*Input rows*:
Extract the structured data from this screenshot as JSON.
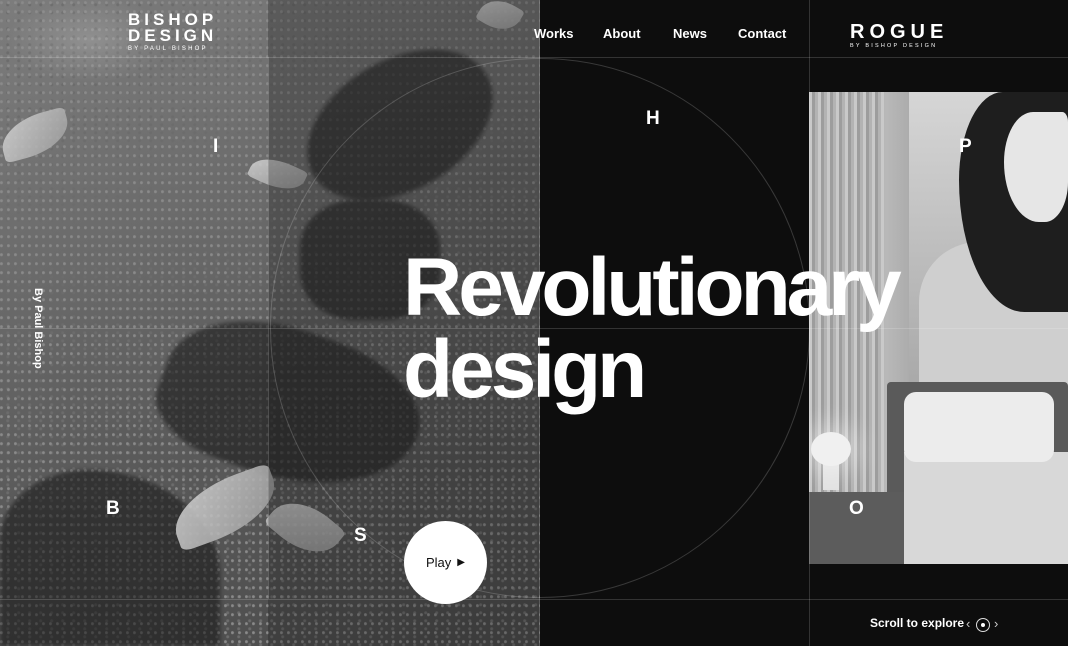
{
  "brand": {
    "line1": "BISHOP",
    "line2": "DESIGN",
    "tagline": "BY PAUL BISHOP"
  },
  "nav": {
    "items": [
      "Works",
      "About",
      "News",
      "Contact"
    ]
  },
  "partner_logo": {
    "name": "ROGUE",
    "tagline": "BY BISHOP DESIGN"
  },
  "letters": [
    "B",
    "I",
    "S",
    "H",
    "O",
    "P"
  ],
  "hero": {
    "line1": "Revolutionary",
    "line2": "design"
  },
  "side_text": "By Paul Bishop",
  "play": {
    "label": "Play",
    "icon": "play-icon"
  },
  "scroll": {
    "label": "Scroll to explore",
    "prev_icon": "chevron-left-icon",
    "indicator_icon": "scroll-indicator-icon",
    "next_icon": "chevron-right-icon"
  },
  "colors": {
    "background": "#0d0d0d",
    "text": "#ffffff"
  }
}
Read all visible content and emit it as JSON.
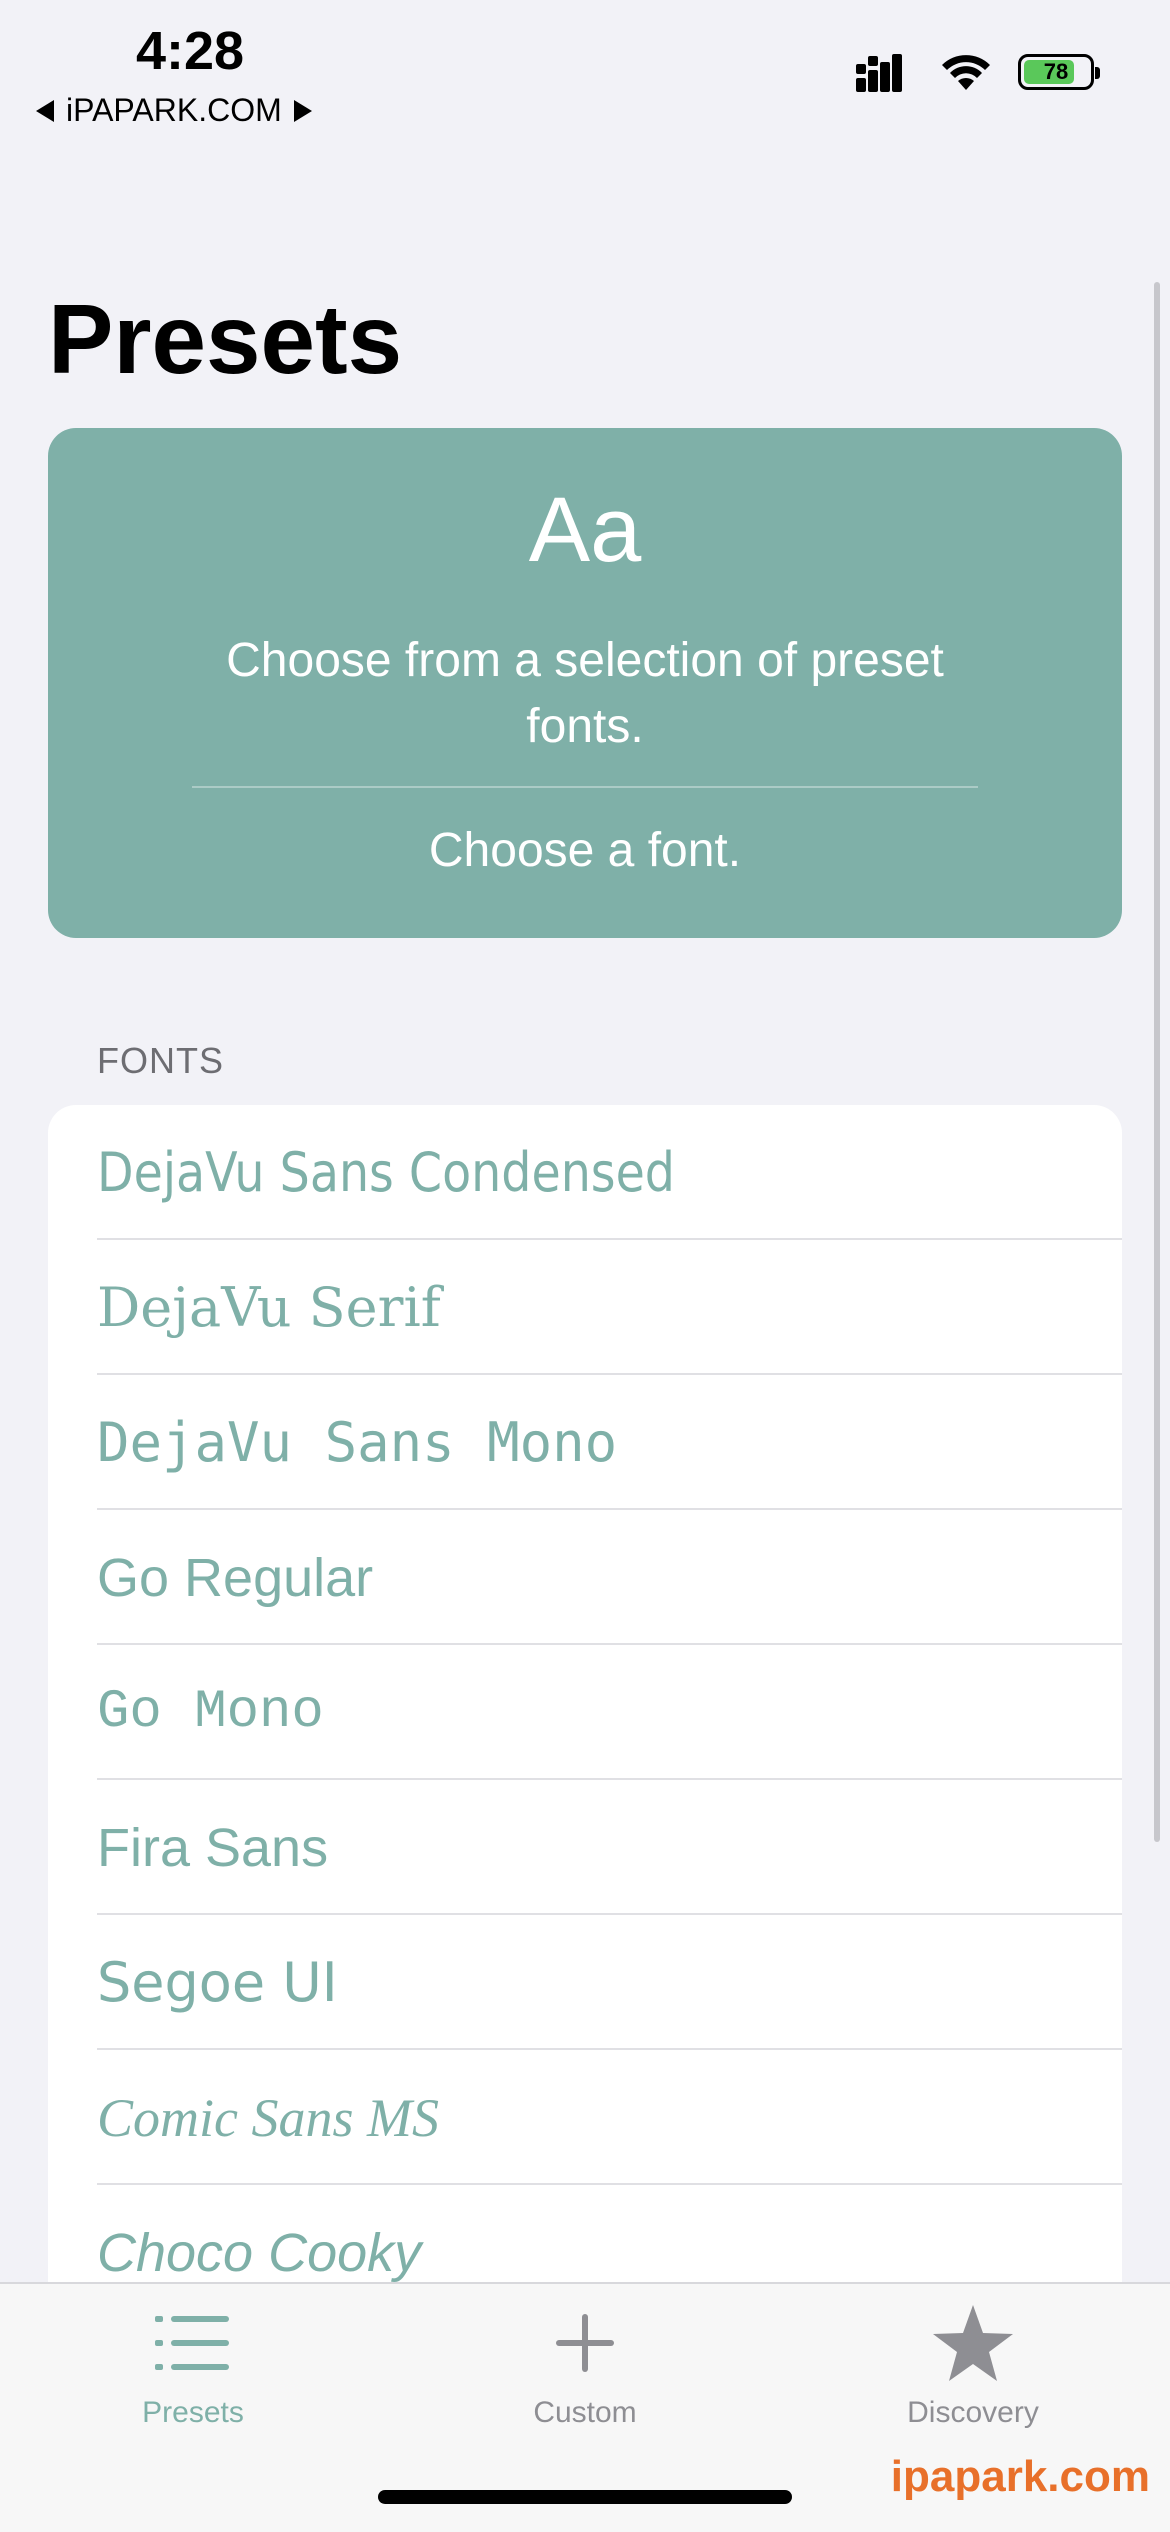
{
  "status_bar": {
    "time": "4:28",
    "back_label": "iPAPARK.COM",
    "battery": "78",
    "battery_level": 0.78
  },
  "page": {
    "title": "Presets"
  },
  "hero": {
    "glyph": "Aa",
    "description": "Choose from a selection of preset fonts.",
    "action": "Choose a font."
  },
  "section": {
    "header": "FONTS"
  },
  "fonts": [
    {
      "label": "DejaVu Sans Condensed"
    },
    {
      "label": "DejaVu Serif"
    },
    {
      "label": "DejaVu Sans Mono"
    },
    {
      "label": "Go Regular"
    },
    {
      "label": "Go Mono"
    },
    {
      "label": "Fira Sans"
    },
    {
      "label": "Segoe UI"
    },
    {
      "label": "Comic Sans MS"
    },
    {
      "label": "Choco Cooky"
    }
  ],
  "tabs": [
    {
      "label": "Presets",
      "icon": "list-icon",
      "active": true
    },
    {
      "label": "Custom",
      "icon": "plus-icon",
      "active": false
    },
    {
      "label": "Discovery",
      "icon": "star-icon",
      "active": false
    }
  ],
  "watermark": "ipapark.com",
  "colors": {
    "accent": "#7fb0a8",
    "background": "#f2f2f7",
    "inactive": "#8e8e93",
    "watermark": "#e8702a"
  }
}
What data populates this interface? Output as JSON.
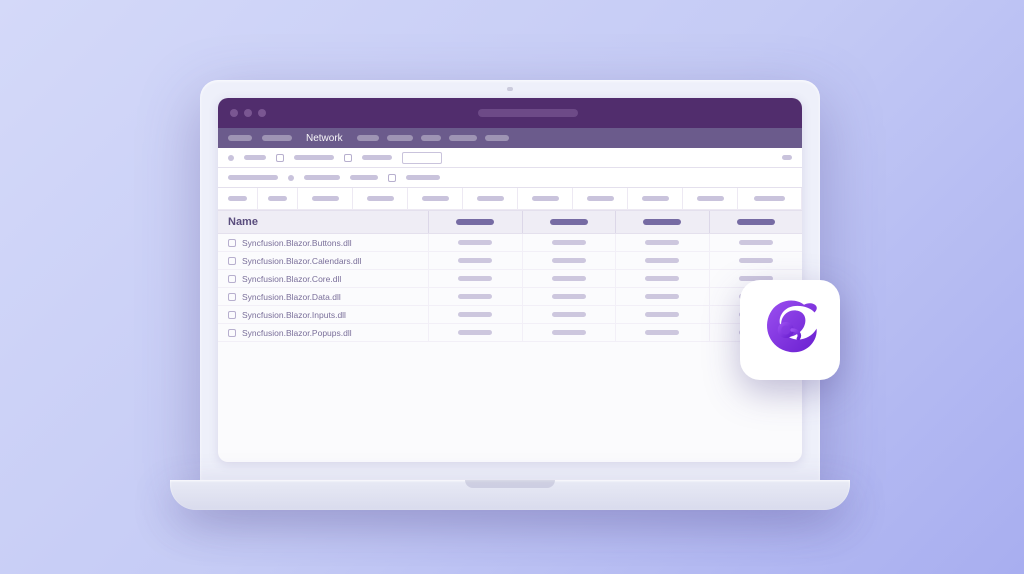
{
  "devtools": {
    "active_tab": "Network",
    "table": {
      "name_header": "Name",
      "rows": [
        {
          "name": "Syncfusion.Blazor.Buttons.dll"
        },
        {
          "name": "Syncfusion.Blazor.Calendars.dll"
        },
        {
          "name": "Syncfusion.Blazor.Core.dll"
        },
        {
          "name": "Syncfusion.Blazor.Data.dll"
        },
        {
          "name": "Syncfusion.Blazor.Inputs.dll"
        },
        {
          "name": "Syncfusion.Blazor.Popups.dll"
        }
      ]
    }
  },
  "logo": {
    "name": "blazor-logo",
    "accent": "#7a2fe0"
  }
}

*Requirement*: Reproduce all of the material exactly, apart from the pictures.

*Final result*:
Extract the structured data from this screenshot as JSON.
{
  "brand": {
    "line1": "BISHOP",
    "line2": "DESIGN",
    "tagline": "BY PAUL BISHOP"
  },
  "nav": {
    "items": [
      "Works",
      "About",
      "News",
      "Contact"
    ]
  },
  "partner_logo": {
    "name": "ROGUE",
    "tagline": "BY BISHOP DESIGN"
  },
  "letters": [
    "B",
    "I",
    "S",
    "H",
    "O",
    "P"
  ],
  "hero": {
    "line1": "Revolutionary",
    "line2": "design"
  },
  "side_text": "By Paul Bishop",
  "play": {
    "label": "Play",
    "icon": "play-icon"
  },
  "scroll": {
    "label": "Scroll to explore",
    "prev_icon": "chevron-left-icon",
    "indicator_icon": "scroll-indicator-icon",
    "next_icon": "chevron-right-icon"
  },
  "colors": {
    "background": "#0d0d0d",
    "text": "#ffffff"
  }
}
Read all visible content and emit it as JSON.
{
  "status_bar": {
    "time": "4:28",
    "back_label": "iPAPARK.COM",
    "battery": "78",
    "battery_level": 0.78
  },
  "page": {
    "title": "Presets"
  },
  "hero": {
    "glyph": "Aa",
    "description": "Choose from a selection of preset fonts.",
    "action": "Choose a font."
  },
  "section": {
    "header": "FONTS"
  },
  "fonts": [
    {
      "label": "DejaVu Sans Condensed"
    },
    {
      "label": "DejaVu Serif"
    },
    {
      "label": "DejaVu Sans Mono"
    },
    {
      "label": "Go Regular"
    },
    {
      "label": "Go Mono"
    },
    {
      "label": "Fira Sans"
    },
    {
      "label": "Segoe UI"
    },
    {
      "label": "Comic Sans MS"
    },
    {
      "label": "Choco Cooky"
    }
  ],
  "tabs": [
    {
      "label": "Presets",
      "icon": "list-icon",
      "active": true
    },
    {
      "label": "Custom",
      "icon": "plus-icon",
      "active": false
    },
    {
      "label": "Discovery",
      "icon": "star-icon",
      "active": false
    }
  ],
  "watermark": "ipapark.com",
  "colors": {
    "accent": "#7fb0a8",
    "background": "#f2f2f7",
    "inactive": "#8e8e93",
    "watermark": "#e8702a"
  }
}
What data populates this interface? Output as JSON.
{
  "devtools": {
    "active_tab": "Network",
    "table": {
      "name_header": "Name",
      "rows": [
        {
          "name": "Syncfusion.Blazor.Buttons.dll"
        },
        {
          "name": "Syncfusion.Blazor.Calendars.dll"
        },
        {
          "name": "Syncfusion.Blazor.Core.dll"
        },
        {
          "name": "Syncfusion.Blazor.Data.dll"
        },
        {
          "name": "Syncfusion.Blazor.Inputs.dll"
        },
        {
          "name": "Syncfusion.Blazor.Popups.dll"
        }
      ]
    }
  },
  "logo": {
    "name": "blazor-logo",
    "accent": "#7a2fe0"
  }
}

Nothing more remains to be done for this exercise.